The entries that follow should be written out exactly.

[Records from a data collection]
________________________________________

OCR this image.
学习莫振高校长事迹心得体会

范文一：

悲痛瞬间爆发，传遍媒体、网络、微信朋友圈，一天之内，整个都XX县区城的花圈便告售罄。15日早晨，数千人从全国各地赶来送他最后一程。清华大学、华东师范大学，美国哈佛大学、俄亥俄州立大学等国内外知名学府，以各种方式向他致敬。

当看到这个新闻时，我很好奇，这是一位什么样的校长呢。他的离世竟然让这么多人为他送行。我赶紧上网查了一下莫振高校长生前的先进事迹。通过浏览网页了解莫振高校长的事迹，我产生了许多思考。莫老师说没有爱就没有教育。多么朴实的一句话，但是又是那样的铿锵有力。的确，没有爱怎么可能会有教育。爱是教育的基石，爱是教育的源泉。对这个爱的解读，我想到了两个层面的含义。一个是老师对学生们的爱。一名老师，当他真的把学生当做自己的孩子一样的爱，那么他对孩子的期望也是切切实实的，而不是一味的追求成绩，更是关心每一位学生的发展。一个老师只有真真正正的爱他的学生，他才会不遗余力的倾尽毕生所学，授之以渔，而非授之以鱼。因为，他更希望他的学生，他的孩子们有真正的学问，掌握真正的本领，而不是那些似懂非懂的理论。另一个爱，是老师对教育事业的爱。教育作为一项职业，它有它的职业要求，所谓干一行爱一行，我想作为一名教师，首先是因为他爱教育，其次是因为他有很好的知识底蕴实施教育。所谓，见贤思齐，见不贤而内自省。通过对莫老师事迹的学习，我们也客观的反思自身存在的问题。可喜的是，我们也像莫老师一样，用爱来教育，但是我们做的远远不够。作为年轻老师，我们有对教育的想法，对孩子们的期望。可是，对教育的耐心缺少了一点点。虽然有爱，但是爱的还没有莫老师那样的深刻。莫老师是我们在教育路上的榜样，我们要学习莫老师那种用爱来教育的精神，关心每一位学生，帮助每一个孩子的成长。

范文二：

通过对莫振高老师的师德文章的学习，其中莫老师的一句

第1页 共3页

________________________________________

* _Solution for this exercise_:
OCR this image.
学习莫振高校长事迹心得体会

范文一：

悲痛瞬间爆发，传遍媒体、网络、微信朋友圈，一天之内，整个都XX县区城的花圈便告售罄。15日早晨，数千人从全国各地赶来送他最后一程。清华大学、华东师范大学，美国哈佛大学、俄亥俄州立大学等国内外知名学府，以各种方式向他致敬。

当看到这个新闻时，我很好奇，这是一位什么样的校长呢。他的离世竟然让这么多人为他送行。我赶紧上网查了一下莫振高校长生前的先进事迹。通过浏览网页了解莫振高校长的事迹，我产生了许多思考。莫老师说没有爱就没有教育。多么朴实的一句话，但是又是那样的铿锵有力。的确，没有爱怎么可能会有教育。爱是教育的基石，爱是教育的源泉。对这个爱的解读，我想到了两个层面的含义。一个是老师对学生们的爱。一名老师，当他真的把学生当做自己的孩子一样的爱，那么他对孩子的期望也是切切实实的，而不是一味的追求成绩，更是关心每一位学生的发展。一个老师只有真真正正的爱他的学生，他才会不遗余力的倾尽毕生所学，授之以渔，而非授之以鱼。因为，他更希望他的学生，他的孩子们有真正的学问，掌握真正的本领，而不是那些似懂非懂的理论。另一个爱，是老师对教育事业的爱。教育作为一项职业，它有它的职业要求，所谓干一行爱一行，我想作为一名教师，首先是因为他爱教育，其次是因为他有很好的知识底蕴实施教育。所谓，见贤思齐，见不贤而内自省。通过对莫老师事迹的学习，我们也客观的反思自身存在的问题。可喜的是，我们也像莫老师一样，用爱来教育，但是我们做的远远不够。作为年轻老师，我们有对教育的想法，对孩子们的期望。可是，对教育的耐心缺少了一点点。虽然有爱，但是爱的还没有莫老师那样的深刻。莫老师是我们在教育路上的榜样，我们要学习莫老师那种用爱来教育的精神，关心每一位学生，帮助每一个孩子的成长。

范文二：

通过对莫振高老师的师德文章的学习，其中莫老师的一句

第1页 共3页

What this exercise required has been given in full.